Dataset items
>> START

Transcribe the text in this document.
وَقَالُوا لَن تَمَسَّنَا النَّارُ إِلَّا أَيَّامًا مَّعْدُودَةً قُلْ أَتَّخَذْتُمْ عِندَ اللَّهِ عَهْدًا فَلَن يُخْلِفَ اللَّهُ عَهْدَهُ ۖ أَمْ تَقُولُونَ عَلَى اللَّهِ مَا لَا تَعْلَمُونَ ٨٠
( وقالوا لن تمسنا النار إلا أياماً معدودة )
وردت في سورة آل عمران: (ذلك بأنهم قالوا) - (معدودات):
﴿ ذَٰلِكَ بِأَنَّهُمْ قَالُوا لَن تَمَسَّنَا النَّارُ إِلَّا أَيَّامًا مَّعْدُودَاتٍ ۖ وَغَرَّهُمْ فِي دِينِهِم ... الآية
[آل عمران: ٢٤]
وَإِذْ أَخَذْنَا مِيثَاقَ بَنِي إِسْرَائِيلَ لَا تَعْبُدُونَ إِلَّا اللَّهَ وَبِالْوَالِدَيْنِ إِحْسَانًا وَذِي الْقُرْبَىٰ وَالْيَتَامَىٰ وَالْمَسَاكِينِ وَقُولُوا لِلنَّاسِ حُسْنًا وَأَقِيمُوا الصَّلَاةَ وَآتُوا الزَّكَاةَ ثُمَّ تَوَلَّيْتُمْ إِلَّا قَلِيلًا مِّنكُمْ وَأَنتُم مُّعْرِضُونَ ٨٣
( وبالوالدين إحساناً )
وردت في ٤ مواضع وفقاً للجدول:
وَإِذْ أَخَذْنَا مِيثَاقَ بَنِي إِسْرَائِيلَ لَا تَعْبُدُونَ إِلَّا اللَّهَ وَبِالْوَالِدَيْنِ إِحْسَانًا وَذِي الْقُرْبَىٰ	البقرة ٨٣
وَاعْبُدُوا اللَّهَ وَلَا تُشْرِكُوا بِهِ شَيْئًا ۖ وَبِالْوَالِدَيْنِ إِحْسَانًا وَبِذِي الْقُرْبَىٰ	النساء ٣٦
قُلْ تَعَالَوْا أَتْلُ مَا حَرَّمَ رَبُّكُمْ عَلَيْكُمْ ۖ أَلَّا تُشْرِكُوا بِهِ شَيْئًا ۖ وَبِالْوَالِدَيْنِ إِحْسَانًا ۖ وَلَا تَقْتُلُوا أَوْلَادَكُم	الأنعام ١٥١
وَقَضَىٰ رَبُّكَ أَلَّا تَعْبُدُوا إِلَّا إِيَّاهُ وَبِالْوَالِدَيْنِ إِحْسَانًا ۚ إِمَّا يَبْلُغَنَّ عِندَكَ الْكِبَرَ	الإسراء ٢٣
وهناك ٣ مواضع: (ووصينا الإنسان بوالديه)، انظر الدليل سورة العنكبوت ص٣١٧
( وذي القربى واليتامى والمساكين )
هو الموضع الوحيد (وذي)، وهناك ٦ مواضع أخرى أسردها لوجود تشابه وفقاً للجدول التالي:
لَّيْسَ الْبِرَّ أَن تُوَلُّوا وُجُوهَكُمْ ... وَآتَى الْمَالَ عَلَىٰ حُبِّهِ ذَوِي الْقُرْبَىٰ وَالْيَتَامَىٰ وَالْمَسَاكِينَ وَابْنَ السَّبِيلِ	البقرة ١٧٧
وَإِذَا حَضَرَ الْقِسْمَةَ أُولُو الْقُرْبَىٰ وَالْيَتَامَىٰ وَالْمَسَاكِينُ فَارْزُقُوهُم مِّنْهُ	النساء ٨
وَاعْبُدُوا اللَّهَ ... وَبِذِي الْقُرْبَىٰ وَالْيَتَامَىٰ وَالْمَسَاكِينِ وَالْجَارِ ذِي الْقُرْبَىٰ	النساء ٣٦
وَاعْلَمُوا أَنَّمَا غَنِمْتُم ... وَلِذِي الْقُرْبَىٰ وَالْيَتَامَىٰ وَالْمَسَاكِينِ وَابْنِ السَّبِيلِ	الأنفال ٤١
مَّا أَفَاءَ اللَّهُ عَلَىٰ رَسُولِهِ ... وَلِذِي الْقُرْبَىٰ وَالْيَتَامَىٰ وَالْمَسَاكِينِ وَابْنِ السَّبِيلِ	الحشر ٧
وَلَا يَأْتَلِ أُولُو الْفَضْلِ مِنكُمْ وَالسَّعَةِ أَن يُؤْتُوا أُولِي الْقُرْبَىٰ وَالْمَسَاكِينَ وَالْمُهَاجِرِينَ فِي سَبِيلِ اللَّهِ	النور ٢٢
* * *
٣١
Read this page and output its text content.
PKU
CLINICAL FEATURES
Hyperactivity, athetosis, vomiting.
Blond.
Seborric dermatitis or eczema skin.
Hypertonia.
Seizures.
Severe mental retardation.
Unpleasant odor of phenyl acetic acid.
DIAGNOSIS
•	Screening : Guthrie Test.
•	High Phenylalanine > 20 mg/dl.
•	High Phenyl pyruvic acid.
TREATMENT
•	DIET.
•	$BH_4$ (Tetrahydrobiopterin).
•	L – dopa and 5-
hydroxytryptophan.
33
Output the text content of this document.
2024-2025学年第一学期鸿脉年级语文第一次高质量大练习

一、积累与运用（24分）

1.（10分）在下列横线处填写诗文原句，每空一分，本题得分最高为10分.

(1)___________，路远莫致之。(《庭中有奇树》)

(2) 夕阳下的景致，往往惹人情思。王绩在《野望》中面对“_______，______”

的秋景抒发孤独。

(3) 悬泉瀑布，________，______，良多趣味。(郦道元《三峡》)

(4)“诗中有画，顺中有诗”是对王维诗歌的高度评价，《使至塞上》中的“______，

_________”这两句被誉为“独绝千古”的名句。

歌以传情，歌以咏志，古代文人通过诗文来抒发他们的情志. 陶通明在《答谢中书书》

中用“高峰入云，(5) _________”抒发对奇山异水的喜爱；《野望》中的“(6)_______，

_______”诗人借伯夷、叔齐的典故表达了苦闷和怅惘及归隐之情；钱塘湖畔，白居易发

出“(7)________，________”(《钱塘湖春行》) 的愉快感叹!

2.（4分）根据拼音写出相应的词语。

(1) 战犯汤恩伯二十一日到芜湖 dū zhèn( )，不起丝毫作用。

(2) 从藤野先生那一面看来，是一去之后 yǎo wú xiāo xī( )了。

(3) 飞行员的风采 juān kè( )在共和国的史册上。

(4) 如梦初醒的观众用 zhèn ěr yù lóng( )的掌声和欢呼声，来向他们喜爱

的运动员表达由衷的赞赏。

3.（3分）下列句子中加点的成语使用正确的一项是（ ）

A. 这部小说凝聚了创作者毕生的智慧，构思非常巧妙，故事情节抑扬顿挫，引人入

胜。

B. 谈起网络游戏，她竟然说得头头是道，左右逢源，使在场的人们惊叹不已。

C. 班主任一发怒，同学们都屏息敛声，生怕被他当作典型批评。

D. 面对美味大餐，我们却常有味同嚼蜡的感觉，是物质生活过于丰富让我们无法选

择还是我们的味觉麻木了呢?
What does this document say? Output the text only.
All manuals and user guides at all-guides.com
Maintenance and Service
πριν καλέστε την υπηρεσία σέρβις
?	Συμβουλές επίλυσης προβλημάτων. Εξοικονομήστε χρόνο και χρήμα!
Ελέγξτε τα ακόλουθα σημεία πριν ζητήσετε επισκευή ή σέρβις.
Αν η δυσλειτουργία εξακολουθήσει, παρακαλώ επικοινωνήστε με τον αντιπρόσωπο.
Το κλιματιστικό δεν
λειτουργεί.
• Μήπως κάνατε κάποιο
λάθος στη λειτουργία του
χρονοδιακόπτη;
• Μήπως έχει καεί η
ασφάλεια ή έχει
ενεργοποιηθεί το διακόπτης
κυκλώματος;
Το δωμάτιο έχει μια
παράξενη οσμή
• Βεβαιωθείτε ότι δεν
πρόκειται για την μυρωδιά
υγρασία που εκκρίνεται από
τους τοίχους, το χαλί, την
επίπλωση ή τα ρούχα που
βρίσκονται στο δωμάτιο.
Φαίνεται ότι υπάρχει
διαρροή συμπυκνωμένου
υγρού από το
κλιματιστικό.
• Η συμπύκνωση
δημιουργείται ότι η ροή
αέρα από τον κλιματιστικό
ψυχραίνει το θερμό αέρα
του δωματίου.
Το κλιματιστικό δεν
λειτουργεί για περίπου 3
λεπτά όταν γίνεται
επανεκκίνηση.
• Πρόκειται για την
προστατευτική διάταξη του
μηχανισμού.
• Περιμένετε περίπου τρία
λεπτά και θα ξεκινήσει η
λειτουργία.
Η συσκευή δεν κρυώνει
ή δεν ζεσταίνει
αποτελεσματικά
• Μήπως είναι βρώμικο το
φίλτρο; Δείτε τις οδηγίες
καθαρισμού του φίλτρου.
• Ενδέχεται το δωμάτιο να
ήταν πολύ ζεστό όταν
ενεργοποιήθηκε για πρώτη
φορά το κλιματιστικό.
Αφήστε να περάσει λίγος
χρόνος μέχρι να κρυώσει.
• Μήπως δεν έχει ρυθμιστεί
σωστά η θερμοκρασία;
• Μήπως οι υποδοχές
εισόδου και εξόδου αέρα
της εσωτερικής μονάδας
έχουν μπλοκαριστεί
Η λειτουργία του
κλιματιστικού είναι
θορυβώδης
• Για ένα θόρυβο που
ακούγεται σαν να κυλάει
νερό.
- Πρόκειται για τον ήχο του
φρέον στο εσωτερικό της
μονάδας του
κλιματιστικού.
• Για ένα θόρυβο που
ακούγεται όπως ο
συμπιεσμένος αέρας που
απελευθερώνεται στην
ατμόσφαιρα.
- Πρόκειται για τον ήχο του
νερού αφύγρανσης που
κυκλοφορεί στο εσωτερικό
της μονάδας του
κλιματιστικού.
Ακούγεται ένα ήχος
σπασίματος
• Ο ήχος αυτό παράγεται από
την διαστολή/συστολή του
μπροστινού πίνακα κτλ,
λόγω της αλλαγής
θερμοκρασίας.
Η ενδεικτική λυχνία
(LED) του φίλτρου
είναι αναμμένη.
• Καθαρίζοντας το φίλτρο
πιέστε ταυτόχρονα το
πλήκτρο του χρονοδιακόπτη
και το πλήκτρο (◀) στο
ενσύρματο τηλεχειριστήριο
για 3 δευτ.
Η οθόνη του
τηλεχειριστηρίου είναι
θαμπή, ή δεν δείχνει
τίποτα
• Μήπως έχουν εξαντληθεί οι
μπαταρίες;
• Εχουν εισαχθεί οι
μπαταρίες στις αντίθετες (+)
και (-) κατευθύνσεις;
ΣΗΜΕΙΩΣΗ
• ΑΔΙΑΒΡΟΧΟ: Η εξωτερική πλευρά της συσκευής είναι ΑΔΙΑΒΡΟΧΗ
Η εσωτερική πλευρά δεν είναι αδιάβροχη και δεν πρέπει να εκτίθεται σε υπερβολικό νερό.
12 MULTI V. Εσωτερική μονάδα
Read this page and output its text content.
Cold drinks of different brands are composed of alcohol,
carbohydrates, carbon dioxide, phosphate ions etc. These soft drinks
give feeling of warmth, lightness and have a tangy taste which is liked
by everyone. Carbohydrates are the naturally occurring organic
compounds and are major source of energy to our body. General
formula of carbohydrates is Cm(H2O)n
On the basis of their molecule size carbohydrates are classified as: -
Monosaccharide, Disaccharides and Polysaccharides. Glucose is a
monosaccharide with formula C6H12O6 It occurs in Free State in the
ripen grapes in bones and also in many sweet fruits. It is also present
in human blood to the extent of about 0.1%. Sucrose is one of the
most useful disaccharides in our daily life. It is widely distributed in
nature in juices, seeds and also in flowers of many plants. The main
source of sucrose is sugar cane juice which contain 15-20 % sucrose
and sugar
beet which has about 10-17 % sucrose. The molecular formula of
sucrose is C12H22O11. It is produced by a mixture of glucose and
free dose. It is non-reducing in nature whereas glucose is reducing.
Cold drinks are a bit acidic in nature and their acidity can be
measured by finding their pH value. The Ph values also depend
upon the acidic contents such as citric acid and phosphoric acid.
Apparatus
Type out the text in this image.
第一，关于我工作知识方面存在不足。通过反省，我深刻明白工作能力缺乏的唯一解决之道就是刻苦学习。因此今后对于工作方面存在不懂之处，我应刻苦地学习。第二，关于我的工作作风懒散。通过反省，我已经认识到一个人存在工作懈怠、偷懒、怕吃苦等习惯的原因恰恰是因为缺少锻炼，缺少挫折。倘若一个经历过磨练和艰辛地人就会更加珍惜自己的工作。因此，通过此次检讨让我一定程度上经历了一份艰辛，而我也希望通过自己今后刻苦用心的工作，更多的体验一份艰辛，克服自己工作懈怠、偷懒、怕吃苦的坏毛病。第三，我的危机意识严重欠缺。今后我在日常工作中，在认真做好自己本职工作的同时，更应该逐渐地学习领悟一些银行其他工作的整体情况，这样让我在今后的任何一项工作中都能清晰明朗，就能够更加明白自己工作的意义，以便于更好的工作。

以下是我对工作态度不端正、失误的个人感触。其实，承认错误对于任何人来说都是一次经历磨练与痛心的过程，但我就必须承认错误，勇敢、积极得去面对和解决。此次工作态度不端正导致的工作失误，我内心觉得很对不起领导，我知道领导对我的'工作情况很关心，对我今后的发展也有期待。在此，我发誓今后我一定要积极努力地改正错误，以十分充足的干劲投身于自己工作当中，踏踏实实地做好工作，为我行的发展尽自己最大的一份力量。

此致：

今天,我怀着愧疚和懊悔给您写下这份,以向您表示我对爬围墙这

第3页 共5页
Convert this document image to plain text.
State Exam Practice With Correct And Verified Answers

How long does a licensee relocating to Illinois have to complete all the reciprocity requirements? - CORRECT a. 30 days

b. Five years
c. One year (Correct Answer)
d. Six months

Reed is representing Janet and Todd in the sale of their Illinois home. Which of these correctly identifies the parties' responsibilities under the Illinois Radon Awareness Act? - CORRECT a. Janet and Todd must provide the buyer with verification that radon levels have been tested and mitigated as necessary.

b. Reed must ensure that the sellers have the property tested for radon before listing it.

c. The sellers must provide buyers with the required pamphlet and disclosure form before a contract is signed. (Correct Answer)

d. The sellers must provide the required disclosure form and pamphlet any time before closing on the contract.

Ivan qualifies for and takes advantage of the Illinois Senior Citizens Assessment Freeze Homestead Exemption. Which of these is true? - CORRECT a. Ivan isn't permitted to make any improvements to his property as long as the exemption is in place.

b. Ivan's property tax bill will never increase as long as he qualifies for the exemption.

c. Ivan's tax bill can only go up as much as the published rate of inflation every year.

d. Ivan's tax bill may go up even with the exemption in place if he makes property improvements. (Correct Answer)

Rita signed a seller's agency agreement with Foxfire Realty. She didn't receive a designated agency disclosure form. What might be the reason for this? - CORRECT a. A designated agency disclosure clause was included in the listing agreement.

>> END

Above are entries; state the number of lines among them that contain "place", and nothing else.

2